Filter this data down to the lines that hold "content", and copy them.

>> START STORED DATA

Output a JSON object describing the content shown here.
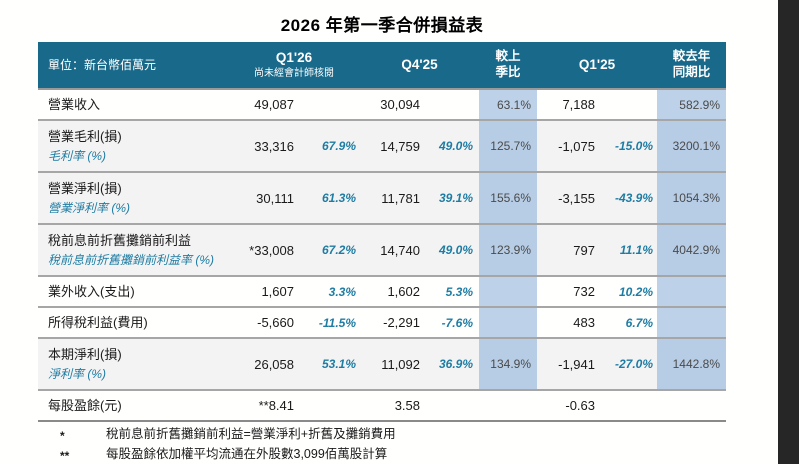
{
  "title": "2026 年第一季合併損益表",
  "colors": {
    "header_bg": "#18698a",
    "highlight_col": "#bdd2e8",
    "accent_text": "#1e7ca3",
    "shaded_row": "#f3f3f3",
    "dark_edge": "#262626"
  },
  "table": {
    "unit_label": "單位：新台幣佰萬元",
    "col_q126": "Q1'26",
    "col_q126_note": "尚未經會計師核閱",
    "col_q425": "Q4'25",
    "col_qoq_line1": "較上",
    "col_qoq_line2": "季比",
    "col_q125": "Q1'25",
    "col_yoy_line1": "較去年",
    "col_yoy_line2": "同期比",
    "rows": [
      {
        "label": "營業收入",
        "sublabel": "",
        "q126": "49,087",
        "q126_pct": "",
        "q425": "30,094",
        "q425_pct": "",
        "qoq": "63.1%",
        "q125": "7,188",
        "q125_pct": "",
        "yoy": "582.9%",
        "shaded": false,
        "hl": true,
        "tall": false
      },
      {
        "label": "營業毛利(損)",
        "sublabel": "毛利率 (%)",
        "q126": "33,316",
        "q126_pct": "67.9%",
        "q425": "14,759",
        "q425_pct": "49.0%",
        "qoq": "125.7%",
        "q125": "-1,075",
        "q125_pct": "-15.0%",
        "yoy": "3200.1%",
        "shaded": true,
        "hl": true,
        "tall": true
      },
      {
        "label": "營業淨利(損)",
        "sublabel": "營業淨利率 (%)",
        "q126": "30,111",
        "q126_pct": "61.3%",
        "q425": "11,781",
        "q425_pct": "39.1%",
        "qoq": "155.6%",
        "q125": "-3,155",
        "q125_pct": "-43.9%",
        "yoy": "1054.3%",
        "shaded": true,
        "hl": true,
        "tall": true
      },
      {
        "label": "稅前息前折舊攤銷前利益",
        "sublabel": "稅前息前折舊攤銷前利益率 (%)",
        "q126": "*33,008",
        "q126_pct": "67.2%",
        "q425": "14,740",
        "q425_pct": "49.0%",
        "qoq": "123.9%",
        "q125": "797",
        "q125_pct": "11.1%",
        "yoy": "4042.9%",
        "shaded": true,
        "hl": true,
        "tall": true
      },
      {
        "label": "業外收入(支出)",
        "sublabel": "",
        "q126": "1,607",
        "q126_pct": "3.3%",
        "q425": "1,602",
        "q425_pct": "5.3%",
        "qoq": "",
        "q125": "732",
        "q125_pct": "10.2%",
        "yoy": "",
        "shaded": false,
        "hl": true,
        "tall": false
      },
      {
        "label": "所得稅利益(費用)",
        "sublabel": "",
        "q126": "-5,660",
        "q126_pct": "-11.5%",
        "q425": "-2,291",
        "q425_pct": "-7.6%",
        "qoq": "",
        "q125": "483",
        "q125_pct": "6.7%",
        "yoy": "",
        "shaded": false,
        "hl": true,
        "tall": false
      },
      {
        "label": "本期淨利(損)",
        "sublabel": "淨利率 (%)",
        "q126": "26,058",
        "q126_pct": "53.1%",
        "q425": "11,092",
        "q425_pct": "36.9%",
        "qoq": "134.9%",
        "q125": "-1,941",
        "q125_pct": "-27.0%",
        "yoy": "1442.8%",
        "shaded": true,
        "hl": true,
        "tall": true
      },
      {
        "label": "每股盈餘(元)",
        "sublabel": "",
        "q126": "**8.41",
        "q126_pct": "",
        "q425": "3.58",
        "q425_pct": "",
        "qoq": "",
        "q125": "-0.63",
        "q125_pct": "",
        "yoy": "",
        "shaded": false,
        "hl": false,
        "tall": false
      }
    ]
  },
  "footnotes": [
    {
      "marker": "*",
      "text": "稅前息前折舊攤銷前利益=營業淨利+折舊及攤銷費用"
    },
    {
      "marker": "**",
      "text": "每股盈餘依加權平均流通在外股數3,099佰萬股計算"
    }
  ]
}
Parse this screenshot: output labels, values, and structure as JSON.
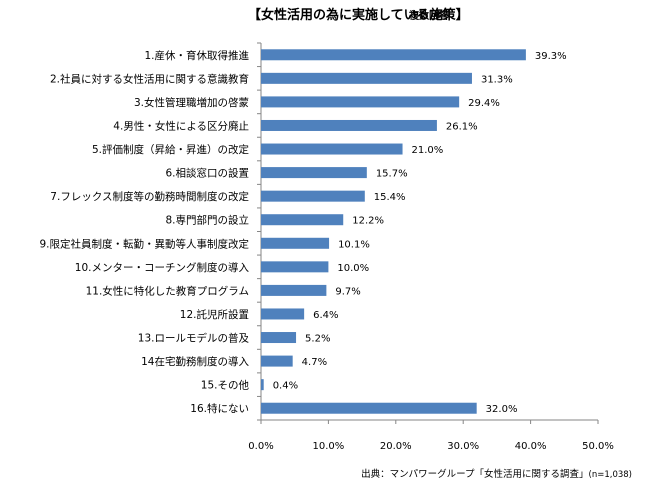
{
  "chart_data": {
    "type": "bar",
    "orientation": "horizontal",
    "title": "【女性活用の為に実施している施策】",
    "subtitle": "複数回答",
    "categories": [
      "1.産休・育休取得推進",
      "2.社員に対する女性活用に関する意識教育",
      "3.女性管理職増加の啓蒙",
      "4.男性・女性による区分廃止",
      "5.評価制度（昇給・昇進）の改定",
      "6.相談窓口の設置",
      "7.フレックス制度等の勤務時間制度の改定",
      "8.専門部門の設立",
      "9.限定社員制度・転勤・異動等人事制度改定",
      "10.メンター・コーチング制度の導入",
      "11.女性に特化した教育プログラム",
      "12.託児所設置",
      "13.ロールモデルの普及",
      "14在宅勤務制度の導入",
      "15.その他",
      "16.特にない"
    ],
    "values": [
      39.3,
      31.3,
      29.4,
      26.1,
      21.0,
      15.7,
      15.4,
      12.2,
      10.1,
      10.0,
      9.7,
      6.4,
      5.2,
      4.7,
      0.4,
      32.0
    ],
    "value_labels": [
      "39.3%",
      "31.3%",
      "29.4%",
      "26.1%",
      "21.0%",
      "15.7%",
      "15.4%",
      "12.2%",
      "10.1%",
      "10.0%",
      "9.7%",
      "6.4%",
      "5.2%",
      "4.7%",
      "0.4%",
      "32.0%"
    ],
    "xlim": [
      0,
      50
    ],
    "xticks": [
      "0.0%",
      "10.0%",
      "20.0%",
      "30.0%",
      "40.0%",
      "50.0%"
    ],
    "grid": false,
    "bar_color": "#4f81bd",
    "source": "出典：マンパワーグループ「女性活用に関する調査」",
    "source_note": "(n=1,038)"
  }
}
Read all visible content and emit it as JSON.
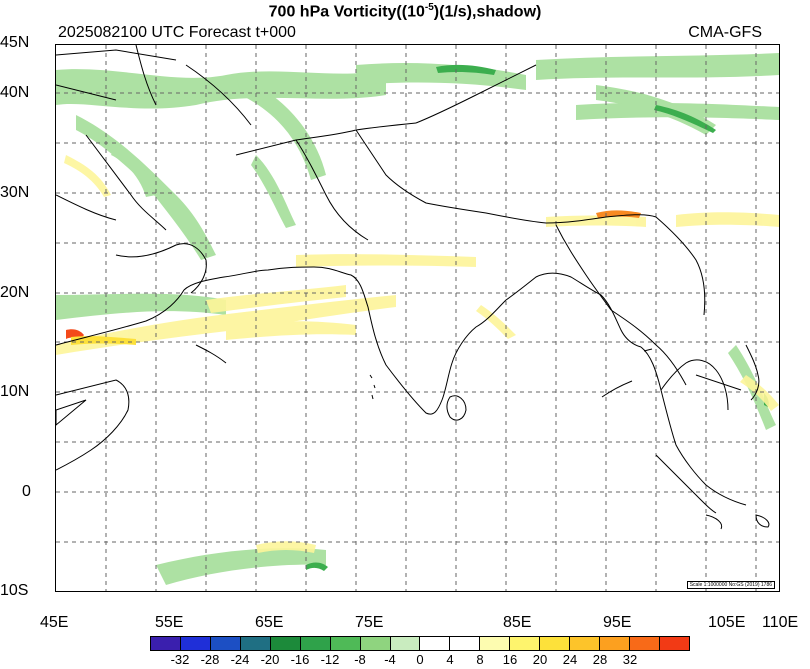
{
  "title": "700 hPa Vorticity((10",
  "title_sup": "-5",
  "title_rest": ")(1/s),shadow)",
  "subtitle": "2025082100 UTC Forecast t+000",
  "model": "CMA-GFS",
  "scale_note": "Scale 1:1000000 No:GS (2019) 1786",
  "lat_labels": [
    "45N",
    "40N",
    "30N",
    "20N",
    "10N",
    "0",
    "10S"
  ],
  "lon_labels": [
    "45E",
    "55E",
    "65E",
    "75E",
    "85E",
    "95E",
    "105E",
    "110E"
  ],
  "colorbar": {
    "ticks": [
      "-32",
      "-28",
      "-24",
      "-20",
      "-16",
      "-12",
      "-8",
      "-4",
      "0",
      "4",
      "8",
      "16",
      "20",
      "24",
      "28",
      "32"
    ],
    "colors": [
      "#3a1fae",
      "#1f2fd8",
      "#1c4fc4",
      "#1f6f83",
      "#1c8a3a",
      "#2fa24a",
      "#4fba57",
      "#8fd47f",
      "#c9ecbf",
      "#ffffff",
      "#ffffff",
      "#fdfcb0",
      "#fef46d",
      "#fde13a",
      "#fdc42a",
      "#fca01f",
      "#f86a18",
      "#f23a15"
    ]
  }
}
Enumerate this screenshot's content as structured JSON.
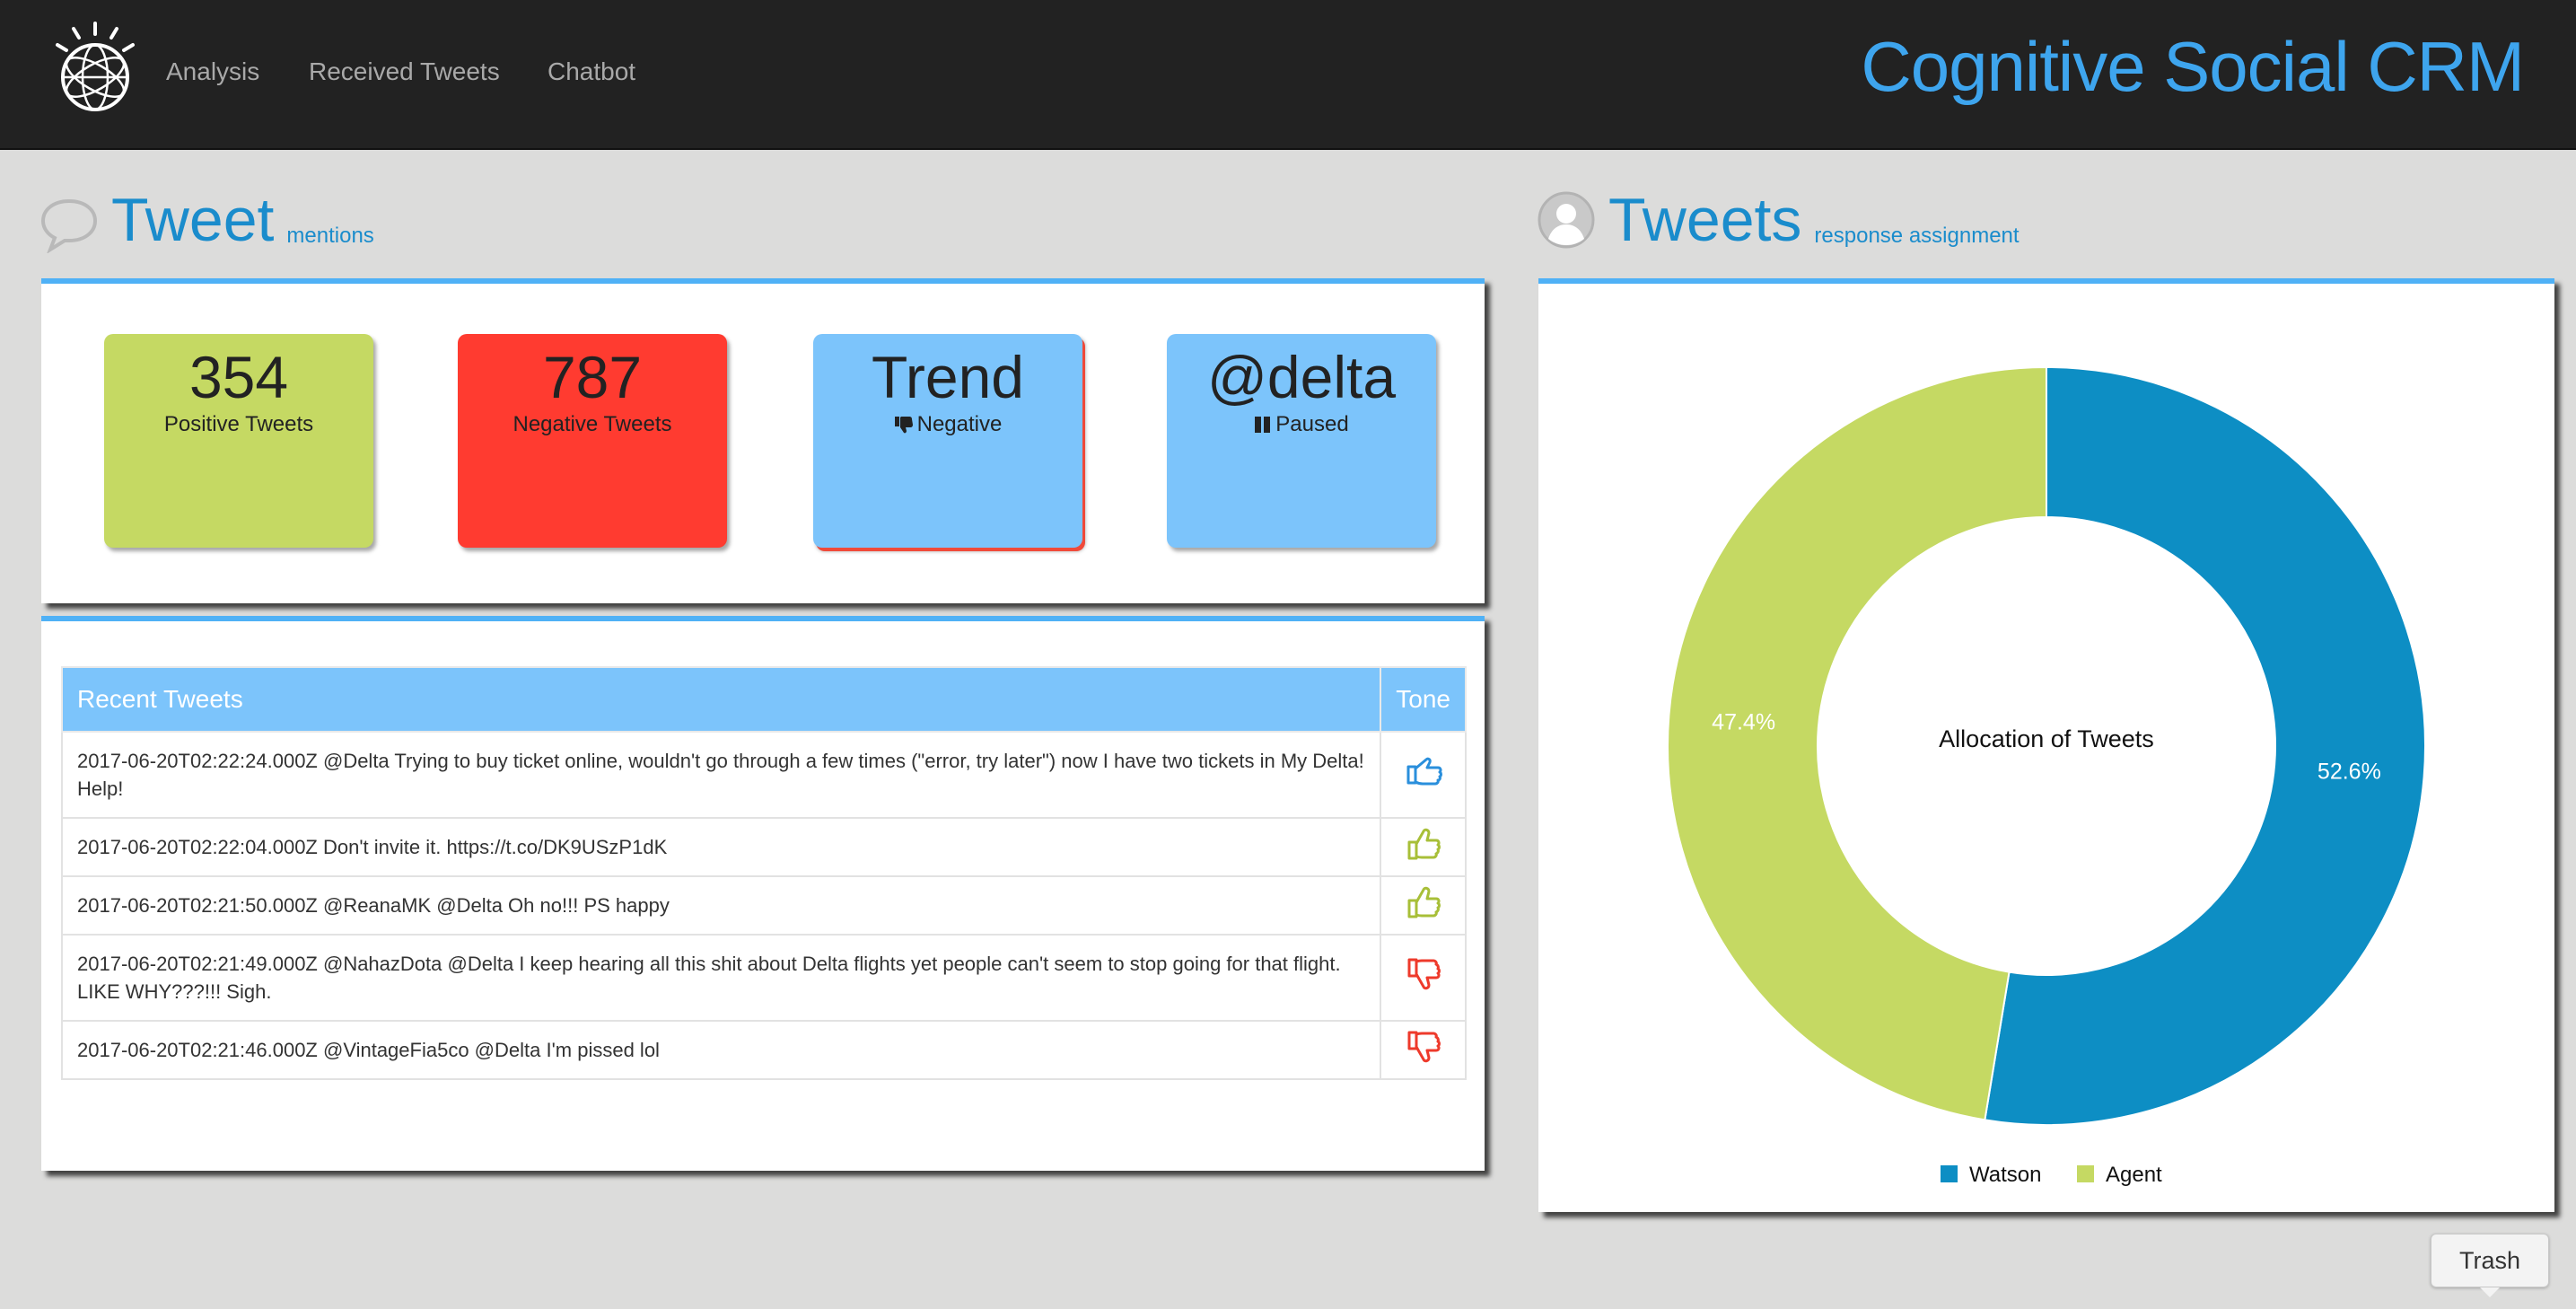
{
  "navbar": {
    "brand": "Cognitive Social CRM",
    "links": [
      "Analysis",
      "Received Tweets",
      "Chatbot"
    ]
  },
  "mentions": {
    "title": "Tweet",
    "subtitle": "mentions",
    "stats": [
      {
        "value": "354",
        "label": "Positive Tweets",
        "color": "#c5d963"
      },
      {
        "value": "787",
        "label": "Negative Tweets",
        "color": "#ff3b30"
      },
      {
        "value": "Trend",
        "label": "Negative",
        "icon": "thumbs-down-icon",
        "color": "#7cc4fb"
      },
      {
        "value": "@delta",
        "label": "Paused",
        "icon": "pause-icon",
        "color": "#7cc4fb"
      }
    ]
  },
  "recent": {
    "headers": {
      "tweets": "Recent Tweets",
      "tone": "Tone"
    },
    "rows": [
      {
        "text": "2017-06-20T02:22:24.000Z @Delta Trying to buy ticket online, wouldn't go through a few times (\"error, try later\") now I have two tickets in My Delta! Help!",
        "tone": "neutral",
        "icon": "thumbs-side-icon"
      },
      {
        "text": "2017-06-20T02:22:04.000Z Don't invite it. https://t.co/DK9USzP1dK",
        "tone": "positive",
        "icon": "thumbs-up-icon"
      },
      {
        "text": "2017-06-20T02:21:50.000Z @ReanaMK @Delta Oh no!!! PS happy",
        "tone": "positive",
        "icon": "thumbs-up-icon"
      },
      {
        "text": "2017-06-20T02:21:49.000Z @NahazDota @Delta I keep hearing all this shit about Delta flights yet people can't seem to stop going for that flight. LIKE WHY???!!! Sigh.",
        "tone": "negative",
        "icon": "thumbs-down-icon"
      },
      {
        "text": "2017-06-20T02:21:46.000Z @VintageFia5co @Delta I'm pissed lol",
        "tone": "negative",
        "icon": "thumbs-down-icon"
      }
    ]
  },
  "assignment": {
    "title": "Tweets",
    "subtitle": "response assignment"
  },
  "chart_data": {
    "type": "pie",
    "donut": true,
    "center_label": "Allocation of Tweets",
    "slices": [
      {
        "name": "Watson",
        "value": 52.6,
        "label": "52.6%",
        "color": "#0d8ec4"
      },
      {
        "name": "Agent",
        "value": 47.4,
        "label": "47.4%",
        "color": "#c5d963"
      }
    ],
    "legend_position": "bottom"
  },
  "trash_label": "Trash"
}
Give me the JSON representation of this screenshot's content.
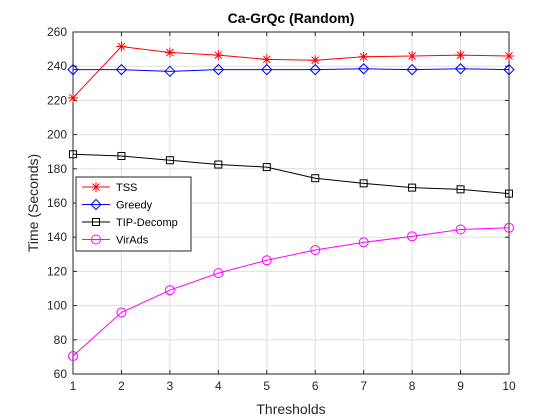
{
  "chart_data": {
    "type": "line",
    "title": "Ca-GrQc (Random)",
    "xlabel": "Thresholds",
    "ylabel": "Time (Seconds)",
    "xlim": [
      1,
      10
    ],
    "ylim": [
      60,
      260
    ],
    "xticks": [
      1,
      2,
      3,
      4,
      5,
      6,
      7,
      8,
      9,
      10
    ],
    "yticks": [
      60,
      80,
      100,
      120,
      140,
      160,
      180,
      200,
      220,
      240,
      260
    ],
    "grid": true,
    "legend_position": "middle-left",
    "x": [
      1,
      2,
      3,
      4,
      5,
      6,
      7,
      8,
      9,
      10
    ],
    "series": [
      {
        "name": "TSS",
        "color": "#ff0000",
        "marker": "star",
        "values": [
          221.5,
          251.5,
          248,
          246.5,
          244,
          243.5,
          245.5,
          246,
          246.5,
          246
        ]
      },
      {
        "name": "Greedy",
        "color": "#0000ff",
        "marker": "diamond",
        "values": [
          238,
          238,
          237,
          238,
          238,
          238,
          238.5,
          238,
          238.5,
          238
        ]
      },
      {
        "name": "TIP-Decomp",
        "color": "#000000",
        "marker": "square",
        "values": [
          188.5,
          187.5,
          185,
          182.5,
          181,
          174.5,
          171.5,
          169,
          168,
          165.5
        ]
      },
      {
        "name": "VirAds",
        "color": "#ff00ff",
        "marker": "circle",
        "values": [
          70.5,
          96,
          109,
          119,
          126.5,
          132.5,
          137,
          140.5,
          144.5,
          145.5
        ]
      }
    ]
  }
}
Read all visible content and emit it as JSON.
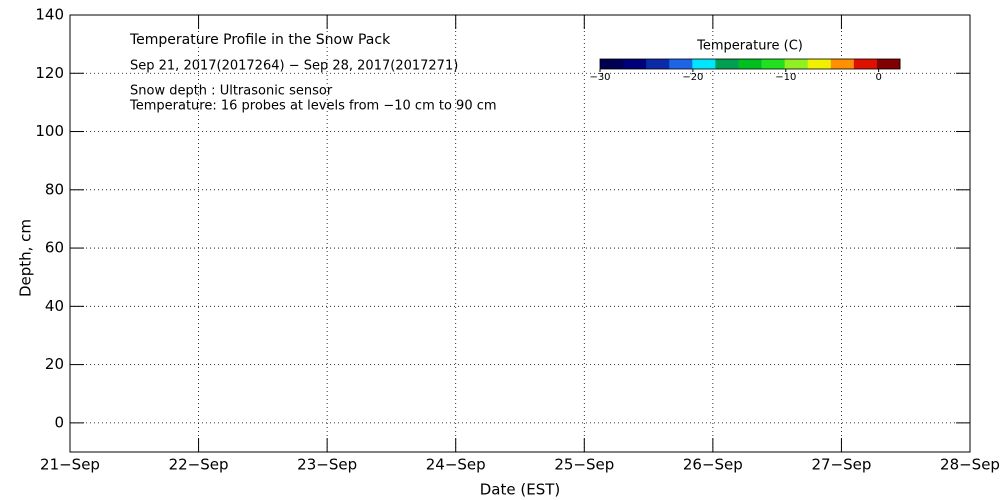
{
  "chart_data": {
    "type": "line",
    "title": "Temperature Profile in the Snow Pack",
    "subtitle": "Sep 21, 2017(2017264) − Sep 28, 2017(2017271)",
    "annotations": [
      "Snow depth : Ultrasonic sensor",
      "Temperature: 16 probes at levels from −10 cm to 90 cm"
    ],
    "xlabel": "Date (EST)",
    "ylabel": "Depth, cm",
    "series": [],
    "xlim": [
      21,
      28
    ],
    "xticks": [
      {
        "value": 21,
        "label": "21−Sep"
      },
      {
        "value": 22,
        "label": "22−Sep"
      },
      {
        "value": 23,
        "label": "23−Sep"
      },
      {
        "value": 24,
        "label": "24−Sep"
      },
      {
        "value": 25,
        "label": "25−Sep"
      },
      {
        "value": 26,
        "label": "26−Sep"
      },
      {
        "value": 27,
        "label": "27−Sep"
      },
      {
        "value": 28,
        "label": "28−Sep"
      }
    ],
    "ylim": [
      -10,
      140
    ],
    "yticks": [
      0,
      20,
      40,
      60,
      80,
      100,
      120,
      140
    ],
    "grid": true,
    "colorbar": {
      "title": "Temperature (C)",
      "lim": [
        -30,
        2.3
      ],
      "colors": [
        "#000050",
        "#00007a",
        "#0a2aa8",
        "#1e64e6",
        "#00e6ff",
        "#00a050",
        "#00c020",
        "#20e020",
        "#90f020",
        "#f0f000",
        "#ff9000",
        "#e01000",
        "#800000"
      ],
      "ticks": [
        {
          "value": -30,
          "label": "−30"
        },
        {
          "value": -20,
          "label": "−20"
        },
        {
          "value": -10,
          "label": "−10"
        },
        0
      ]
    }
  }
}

>> END STORED DATA

REPLY TO THE TASK:
Output a JSON object describing the content shown here.
Read all visible content and emit it as JSON.
Enumerate this screenshot's content as structured JSON.
Give me the JSON representation of this screenshot's content.
Read all visible content and emit it as JSON.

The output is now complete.